» WORK INSTRUCTIONS
Pick out and copy each line in the records below that contains the string "title". Case matters.

» SUPPLIED DATA
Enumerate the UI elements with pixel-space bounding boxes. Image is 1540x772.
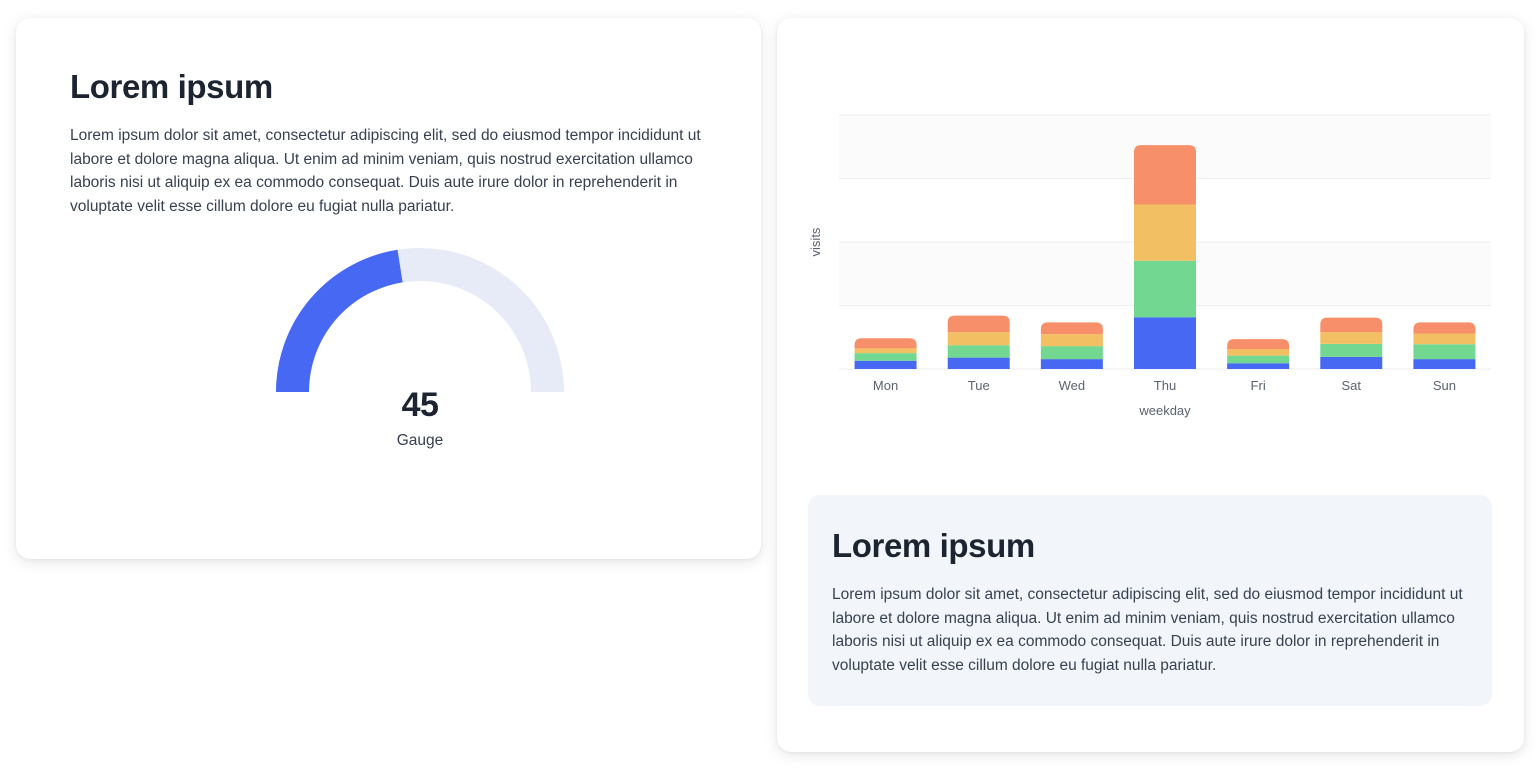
- chart-bar-segment[interactable]: [1041, 346, 1103, 359]
- stacked-bar-chart: MonTueWedThuFriSatSun weekday visits: [802, 80, 1502, 430]
- chart-bar-segment[interactable]: [1320, 344, 1382, 357]
- gauge-value-arc: [293, 266, 401, 392]
- dashboard-page: Lorem ipsum Lorem ipsum dolor sit amet, …: [0, 0, 1540, 772]
- chart-bar-segment[interactable]: [948, 345, 1010, 357]
- chart-bar-segment[interactable]: [855, 338, 917, 348]
- chart-bar-segment[interactable]: [1227, 349, 1289, 356]
- chart-x-tick-label: Thu: [1154, 378, 1176, 393]
- info-panel-title: Lorem ipsum: [832, 527, 1466, 565]
- gauge-card: Lorem ipsum Lorem ipsum dolor sit amet, …: [16, 18, 761, 559]
- chart-bar-segment[interactable]: [948, 316, 1010, 333]
- chart-x-tick-label: Wed: [1059, 378, 1086, 393]
- chart-bar-segment[interactable]: [1413, 359, 1475, 369]
- chart-x-tick-label: Fri: [1251, 378, 1266, 393]
- chart-card: MonTueWedThuFriSatSun weekday visits Lor…: [777, 18, 1524, 752]
- chart-bar-segment[interactable]: [1413, 333, 1475, 344]
- chart-y-axis-label: visits: [808, 227, 823, 256]
- chart-bar-segment[interactable]: [1134, 205, 1196, 261]
- chart-bar-segment[interactable]: [948, 358, 1010, 369]
- chart-bar-segment[interactable]: [855, 361, 917, 369]
- chart-bar-segment[interactable]: [1320, 357, 1382, 369]
- gauge-card-text: Lorem ipsum Lorem ipsum dolor sit amet, …: [70, 68, 710, 218]
- gauge-title-label: Gauge: [70, 432, 770, 450]
- info-panel-text: Lorem ipsum Lorem ipsum dolor sit amet, …: [832, 527, 1466, 677]
- chart-bar-segment[interactable]: [1227, 356, 1289, 364]
- gauge-value-text: 45: [70, 386, 770, 425]
- chart-bar-segment[interactable]: [1134, 145, 1196, 204]
- page-title: Lorem ipsum: [70, 68, 710, 106]
- chart-x-tick-labels: MonTueWedThuFriSatSun: [873, 378, 1456, 393]
- chart-x-axis-label: weekday: [1138, 403, 1191, 418]
- chart-bar-segment[interactable]: [1041, 359, 1103, 369]
- info-panel: Lorem ipsum Lorem ipsum dolor sit amet, …: [808, 495, 1492, 706]
- info-panel-paragraph: Lorem ipsum dolor sit amet, consectetur …: [832, 583, 1464, 677]
- chart-bar-segment[interactable]: [1134, 317, 1196, 369]
- chart-bar-segment[interactable]: [1413, 322, 1475, 333]
- chart-bar-segment[interactable]: [1134, 261, 1196, 318]
- gauge-chart: 45 Gauge: [70, 248, 770, 478]
- stacked-bar-chart-svg: MonTueWedThuFriSatSun weekday visits: [802, 80, 1502, 430]
- chart-bar-segment[interactable]: [1227, 363, 1289, 369]
- chart-bar-segment[interactable]: [1041, 322, 1103, 334]
- chart-x-tick-label: Mon: [873, 378, 898, 393]
- chart-bar-segment[interactable]: [1413, 344, 1475, 359]
- chart-bar-segment[interactable]: [855, 353, 917, 361]
- chart-bar-segment[interactable]: [948, 332, 1010, 345]
- gauge-card-paragraph: Lorem ipsum dolor sit amet, consectetur …: [70, 124, 705, 218]
- chart-bar-segment[interactable]: [1320, 332, 1382, 344]
- chart-bar-segment[interactable]: [855, 348, 917, 353]
- chart-x-tick-label: Tue: [968, 378, 990, 393]
- chart-bar-segment[interactable]: [1227, 339, 1289, 349]
- chart-bar-segment[interactable]: [1320, 318, 1382, 333]
- chart-x-tick-label: Sun: [1433, 378, 1456, 393]
- chart-bar-segment[interactable]: [1041, 334, 1103, 346]
- chart-x-tick-label: Sat: [1342, 378, 1362, 393]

» EXERCISE RESPONSE
- info-panel-title: Lorem ipsum: [832, 527, 1466, 565]
- gauge-title-label: Gauge: [70, 432, 770, 450]
- page-title: Lorem ipsum: [70, 68, 710, 106]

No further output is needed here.